• Exercise prompt
Every record must be written out once more, with nothing added or omitted.

Stored items:
++++++++++++++++++++

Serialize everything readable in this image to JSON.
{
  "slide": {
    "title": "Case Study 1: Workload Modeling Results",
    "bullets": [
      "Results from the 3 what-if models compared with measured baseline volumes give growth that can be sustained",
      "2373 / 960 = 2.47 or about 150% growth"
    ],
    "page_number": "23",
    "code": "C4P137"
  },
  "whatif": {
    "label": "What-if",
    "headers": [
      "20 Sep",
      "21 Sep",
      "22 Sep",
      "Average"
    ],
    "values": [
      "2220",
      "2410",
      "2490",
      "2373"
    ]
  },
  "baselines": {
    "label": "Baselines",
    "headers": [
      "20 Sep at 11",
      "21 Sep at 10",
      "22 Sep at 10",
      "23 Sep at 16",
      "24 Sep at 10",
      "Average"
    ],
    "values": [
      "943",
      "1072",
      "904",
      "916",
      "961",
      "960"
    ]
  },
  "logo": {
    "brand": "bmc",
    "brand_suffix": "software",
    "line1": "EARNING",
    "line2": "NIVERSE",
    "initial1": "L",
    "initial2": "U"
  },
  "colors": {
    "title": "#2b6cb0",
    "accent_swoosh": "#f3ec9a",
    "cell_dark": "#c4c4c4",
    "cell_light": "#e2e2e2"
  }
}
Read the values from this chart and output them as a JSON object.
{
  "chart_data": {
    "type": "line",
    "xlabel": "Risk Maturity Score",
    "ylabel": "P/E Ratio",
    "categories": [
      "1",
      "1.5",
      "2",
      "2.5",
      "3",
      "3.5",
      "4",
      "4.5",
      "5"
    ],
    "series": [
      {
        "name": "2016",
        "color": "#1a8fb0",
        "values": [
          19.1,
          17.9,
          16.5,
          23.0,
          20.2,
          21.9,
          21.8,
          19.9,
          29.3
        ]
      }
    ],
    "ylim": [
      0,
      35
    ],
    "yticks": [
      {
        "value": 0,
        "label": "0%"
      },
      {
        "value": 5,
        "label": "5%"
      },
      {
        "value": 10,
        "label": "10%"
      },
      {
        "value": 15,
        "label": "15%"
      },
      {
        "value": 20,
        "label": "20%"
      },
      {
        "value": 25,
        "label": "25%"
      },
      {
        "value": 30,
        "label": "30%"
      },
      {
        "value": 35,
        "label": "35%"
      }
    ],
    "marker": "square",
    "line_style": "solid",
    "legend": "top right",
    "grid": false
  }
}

++++++++++++++++++++

• Complete answer
Serialize everything readable in this image to JSON.
{
  "slide": {
    "title": "Case Study 1: Workload Modeling Results",
    "bullets": [
      "Results from the 3 what-if models compared with measured baseline volumes give growth that can be sustained",
      "2373 / 960 = 2.47 or about 150% growth"
    ],
    "page_number": "23",
    "code": "C4P137"
  },
  "whatif": {
    "label": "What-if",
    "headers": [
      "20 Sep",
      "21 Sep",
      "22 Sep",
      "Average"
    ],
    "values": [
      "2220",
      "2410",
      "2490",
      "2373"
    ]
  },
  "baselines": {
    "label": "Baselines",
    "headers": [
      "20 Sep at 11",
      "21 Sep at 10",
      "22 Sep at 10",
      "23 Sep at 16",
      "24 Sep at 10",
      "Average"
    ],
    "values": [
      "943",
      "1072",
      "904",
      "916",
      "961",
      "960"
    ]
  },
  "logo": {
    "brand": "bmc",
    "brand_suffix": "software",
    "line1": "EARNING",
    "line2": "NIVERSE",
    "initial1": "L",
    "initial2": "U"
  },
  "colors": {
    "title": "#2b6cb0",
    "accent_swoosh": "#f3ec9a",
    "cell_dark": "#c4c4c4",
    "cell_light": "#e2e2e2"
  }
}
Read the values from this chart and output them as a JSON object.
{
  "chart_data": {
    "type": "line",
    "xlabel": "Risk Maturity Score",
    "ylabel": "P/E Ratio",
    "categories": [
      "1",
      "1.5",
      "2",
      "2.5",
      "3",
      "3.5",
      "4",
      "4.5",
      "5"
    ],
    "series": [
      {
        "name": "2016",
        "color": "#1a8fb0",
        "values": [
          19.1,
          17.9,
          16.5,
          23.0,
          20.2,
          21.9,
          21.8,
          19.9,
          29.3
        ]
      }
    ],
    "ylim": [
      0,
      35
    ],
    "yticks": [
      {
        "value": 0,
        "label": "0%"
      },
      {
        "value": 5,
        "label": "5%"
      },
      {
        "value": 10,
        "label": "10%"
      },
      {
        "value": 15,
        "label": "15%"
      },
      {
        "value": 20,
        "label": "20%"
      },
      {
        "value": 25,
        "label": "25%"
      },
      {
        "value": 30,
        "label": "30%"
      },
      {
        "value": 35,
        "label": "35%"
      }
    ],
    "marker": "square",
    "line_style": "solid",
    "legend": "top right",
    "grid": false
  }
}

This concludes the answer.